» **Aim**
Each line below should be retyped exactly, with no pictures.
┄┄┄┄┄┄
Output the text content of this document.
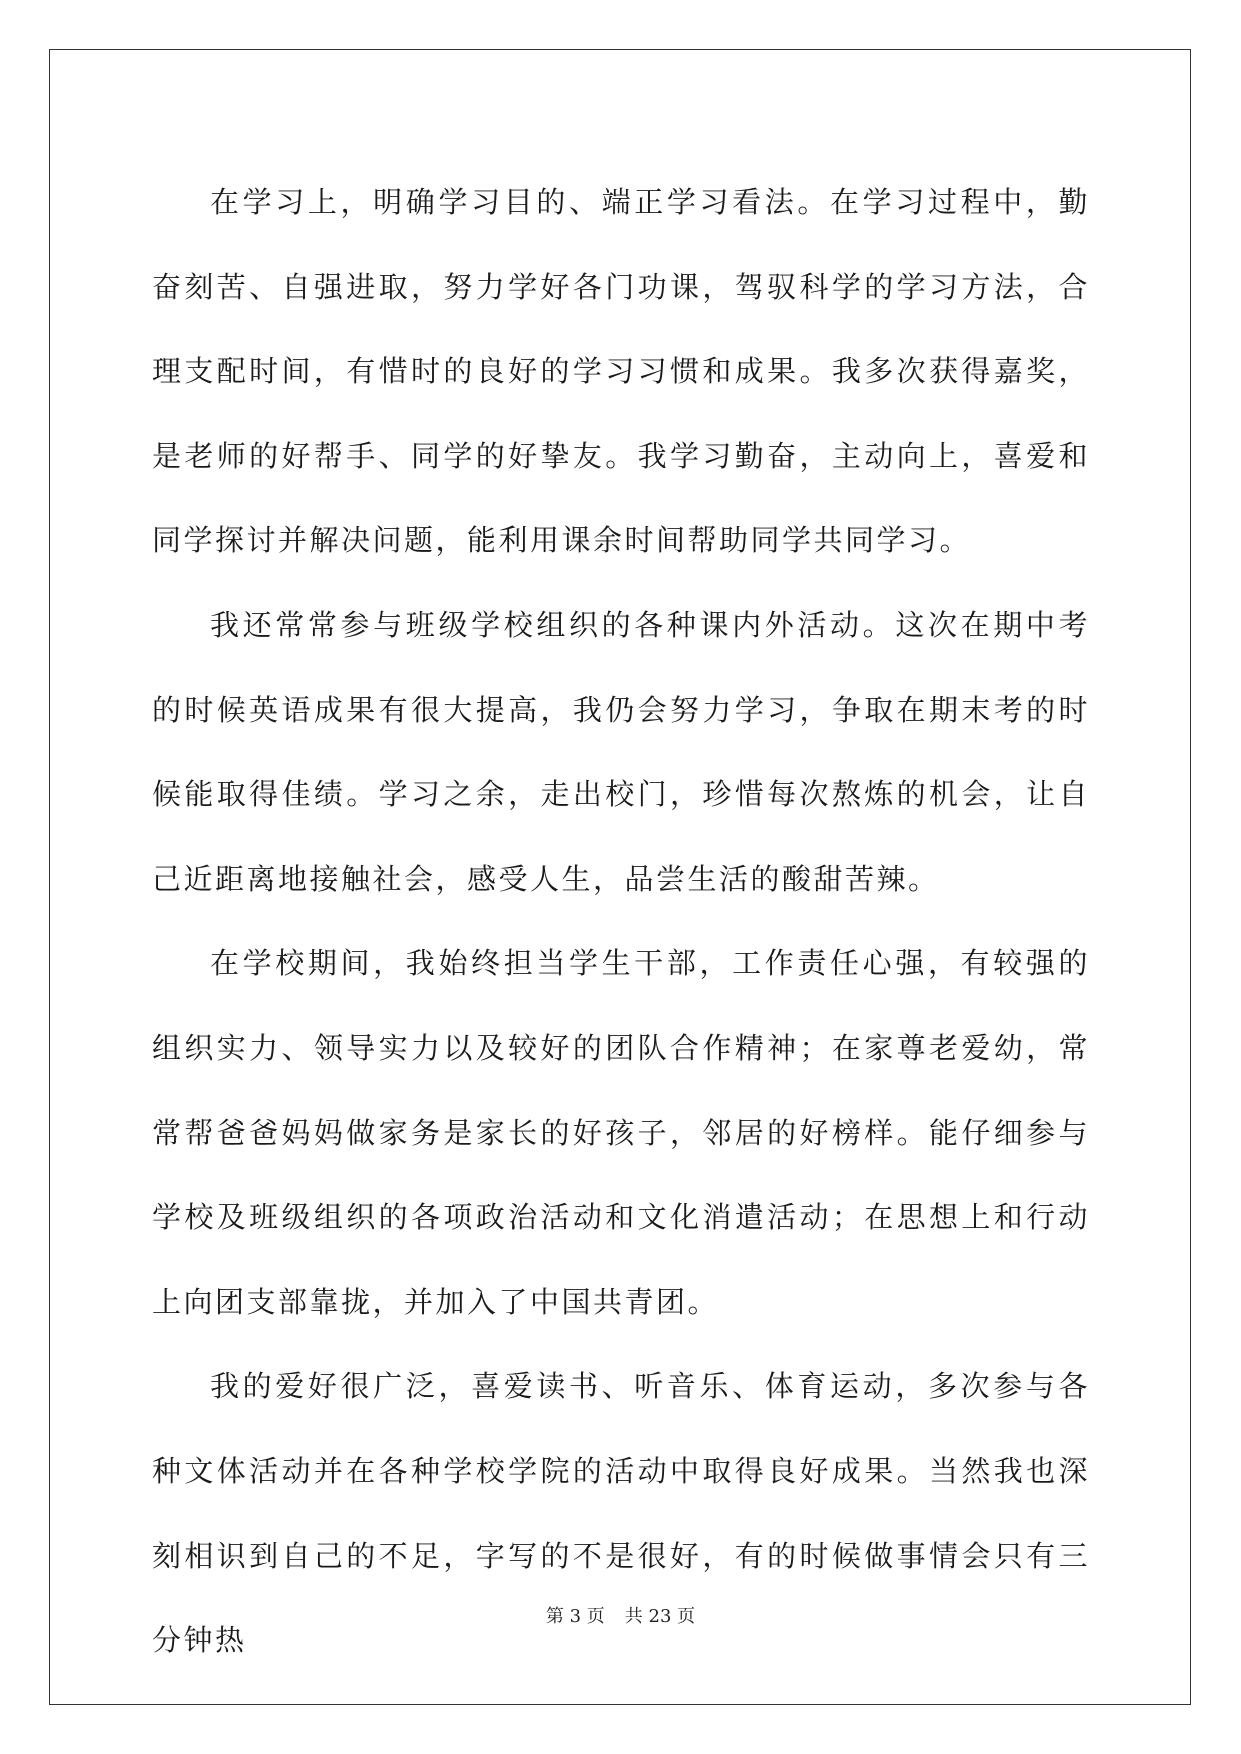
在学习上，明确学习目的、端正学习看法。在学习过程中，勤奋刻苦、自强进取，努力学好各门功课，驾驭科学的学习方法，合理支配时间，有惜时的良好的学习习惯和成果。我多次获得嘉奖，是老师的好帮手、同学的好挚友。我学习勤奋，主动向上，喜爱和同学探讨并解决问题，能利用课余时间帮助同学共同学习。

我还常常参与班级学校组织的各种课内外活动。这次在期中考的时候英语成果有很大提高，我仍会努力学习，争取在期末考的时候能取得佳绩。学习之余，走出校门，珍惜每次熬炼的机会，让自己近距离地接触社会，感受人生，品尝生活的酸甜苦辣。

在学校期间，我始终担当学生干部，工作责任心强，有较强的组织实力、领导实力以及较好的团队合作精神；在家尊老爱幼，常常帮爸爸妈妈做家务是家长的好孩子，邻居的好榜样。能仔细参与学校及班级组织的各项政治活动和文化消遣活动；在思想上和行动上向团支部靠拢，并加入了中国共青团。

我的爱好很广泛，喜爱读书、听音乐、体育运动，多次参与各种文体活动并在各种学校学院的活动中取得良好成果。当然我也深刻相识到自己的不足，字写的不是很好，有的时候做事情会只有三分钟热

第 3 页 共 23 页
┄┄┄┄┄┄
» **Output of the exercise**
Output the text content of this document.
在学习上，明确学习目的、端正学习看法。在学习过程中，勤奋刻苦、自强进取，努力学好各门功课，驾驭科学的学习方法，合理支配时间，有惜时的良好的学习习惯和成果。我多次获得嘉奖，是老师的好帮手、同学的好挚友。我学习勤奋，主动向上，喜爱和同学探讨并解决问题，能利用课余时间帮助同学共同学习。

我还常常参与班级学校组织的各种课内外活动。这次在期中考的时候英语成果有很大提高，我仍会努力学习，争取在期末考的时候能取得佳绩。学习之余，走出校门，珍惜每次熬炼的机会，让自己近距离地接触社会，感受人生，品尝生活的酸甜苦辣。

在学校期间，我始终担当学生干部，工作责任心强，有较强的组织实力、领导实力以及较好的团队合作精神；在家尊老爱幼，常常帮爸爸妈妈做家务是家长的好孩子，邻居的好榜样。能仔细参与学校及班级组织的各项政治活动和文化消遣活动；在思想上和行动上向团支部靠拢，并加入了中国共青团。

我的爱好很广泛，喜爱读书、听音乐、体育运动，多次参与各种文体活动并在各种学校学院的活动中取得良好成果。当然我也深刻相识到自己的不足，字写的不是很好，有的时候做事情会只有三分钟热

第 3 页 共 23 页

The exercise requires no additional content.